Short exercise:
Determine which lines contain the word "DEPENDENCE", then copy those lines.

Record list:
----------

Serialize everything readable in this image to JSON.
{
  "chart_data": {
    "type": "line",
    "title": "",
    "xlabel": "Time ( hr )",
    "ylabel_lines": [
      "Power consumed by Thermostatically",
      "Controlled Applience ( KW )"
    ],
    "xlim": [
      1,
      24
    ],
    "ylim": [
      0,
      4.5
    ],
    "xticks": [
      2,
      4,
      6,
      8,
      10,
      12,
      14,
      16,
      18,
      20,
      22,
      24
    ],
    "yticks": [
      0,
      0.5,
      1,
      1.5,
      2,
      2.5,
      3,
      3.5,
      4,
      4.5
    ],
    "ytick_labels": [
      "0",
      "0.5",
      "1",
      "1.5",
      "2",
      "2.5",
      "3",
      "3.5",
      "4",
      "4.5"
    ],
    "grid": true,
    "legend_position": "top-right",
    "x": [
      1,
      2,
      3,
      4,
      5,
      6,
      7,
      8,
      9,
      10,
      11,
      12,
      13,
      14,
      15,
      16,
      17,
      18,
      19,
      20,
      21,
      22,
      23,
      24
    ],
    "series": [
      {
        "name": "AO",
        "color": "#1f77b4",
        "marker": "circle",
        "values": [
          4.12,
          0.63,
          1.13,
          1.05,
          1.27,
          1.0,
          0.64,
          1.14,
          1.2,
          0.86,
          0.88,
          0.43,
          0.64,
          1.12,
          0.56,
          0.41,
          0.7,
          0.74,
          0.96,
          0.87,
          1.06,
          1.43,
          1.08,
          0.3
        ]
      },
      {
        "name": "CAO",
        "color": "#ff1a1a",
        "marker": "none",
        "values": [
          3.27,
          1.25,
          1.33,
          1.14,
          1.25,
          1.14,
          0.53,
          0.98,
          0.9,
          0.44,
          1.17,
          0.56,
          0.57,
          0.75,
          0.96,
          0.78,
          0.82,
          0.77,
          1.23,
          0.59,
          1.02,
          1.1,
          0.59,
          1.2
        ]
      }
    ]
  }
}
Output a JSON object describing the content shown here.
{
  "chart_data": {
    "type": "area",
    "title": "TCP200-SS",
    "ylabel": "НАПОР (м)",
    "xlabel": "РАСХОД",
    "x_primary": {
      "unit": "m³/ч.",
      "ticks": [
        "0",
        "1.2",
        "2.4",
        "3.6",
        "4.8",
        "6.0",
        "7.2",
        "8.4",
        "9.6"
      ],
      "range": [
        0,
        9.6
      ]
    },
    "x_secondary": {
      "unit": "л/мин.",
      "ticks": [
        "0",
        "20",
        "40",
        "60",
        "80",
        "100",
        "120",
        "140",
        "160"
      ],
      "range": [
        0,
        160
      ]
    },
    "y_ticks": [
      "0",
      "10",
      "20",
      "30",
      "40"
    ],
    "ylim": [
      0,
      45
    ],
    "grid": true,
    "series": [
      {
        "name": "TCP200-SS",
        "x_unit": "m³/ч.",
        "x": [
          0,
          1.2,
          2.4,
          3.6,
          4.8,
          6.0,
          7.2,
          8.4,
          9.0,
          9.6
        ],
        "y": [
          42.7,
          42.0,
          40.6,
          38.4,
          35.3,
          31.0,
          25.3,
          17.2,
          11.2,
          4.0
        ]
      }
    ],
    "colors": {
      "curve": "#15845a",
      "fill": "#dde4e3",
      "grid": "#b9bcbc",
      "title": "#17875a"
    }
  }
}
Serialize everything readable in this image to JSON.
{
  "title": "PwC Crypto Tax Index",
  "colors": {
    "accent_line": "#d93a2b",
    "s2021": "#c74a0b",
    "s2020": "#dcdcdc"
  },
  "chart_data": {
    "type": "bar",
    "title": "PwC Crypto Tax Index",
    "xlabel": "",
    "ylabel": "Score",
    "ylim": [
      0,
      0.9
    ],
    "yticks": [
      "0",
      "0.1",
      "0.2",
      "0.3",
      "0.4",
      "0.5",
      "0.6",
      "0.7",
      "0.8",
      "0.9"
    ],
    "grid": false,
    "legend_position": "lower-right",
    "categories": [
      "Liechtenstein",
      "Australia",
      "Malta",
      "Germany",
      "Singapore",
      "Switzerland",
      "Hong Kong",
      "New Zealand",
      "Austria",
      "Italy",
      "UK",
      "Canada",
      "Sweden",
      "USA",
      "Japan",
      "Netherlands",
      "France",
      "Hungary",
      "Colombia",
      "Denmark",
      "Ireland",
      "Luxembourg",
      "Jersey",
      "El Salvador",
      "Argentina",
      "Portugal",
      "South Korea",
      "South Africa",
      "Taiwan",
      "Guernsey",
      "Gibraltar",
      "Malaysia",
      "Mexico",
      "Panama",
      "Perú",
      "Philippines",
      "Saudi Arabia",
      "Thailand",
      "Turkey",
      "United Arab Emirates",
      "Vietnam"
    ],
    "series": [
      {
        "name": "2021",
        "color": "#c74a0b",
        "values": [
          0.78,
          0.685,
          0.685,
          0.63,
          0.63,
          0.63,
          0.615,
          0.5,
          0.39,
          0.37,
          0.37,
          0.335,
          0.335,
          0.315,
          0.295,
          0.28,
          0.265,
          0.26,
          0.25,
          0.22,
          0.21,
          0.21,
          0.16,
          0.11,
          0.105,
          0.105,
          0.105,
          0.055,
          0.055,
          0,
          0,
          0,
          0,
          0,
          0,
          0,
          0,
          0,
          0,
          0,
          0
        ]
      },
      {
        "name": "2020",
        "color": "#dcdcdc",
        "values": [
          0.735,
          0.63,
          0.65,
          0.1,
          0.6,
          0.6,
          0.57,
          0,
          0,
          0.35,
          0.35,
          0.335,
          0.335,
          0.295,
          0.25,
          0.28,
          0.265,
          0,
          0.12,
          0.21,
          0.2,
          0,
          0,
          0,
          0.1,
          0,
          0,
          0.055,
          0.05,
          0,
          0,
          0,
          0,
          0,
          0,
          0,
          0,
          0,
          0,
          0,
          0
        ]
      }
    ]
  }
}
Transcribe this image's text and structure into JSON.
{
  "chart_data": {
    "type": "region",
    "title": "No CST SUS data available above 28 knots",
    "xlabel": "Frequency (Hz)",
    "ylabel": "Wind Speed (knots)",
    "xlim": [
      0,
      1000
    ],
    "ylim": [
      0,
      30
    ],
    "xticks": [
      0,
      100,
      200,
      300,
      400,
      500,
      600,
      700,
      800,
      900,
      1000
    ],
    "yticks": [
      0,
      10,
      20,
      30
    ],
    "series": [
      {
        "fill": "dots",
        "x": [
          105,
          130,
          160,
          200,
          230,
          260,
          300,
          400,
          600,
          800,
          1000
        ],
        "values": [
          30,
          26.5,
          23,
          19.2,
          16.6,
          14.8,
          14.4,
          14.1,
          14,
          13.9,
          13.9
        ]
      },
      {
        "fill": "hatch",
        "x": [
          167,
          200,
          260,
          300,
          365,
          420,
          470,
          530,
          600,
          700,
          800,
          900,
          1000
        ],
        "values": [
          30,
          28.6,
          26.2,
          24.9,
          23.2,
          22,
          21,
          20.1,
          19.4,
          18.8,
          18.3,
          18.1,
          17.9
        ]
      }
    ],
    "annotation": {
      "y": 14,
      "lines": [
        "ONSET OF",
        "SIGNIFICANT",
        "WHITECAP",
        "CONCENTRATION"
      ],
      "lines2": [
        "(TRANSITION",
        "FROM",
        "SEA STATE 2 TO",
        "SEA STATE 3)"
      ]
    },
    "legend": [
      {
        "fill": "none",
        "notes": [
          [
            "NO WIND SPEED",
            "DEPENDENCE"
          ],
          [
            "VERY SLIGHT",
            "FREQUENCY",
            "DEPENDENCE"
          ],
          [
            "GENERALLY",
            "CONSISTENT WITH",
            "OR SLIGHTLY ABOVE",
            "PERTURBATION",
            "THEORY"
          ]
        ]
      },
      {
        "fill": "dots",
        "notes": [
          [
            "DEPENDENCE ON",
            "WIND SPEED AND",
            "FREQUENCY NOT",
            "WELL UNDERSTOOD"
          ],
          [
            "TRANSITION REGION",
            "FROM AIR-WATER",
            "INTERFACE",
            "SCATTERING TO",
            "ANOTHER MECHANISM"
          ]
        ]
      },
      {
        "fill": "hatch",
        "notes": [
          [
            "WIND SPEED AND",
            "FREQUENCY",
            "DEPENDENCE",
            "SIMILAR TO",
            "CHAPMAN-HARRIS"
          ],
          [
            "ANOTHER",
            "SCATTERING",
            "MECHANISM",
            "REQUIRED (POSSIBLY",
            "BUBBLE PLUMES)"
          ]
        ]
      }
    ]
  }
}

----------

Task response:
            "DEPENDENCE"
            "DEPENDENCE"
            "DEPENDENCE ON",
            "DEPENDENCE",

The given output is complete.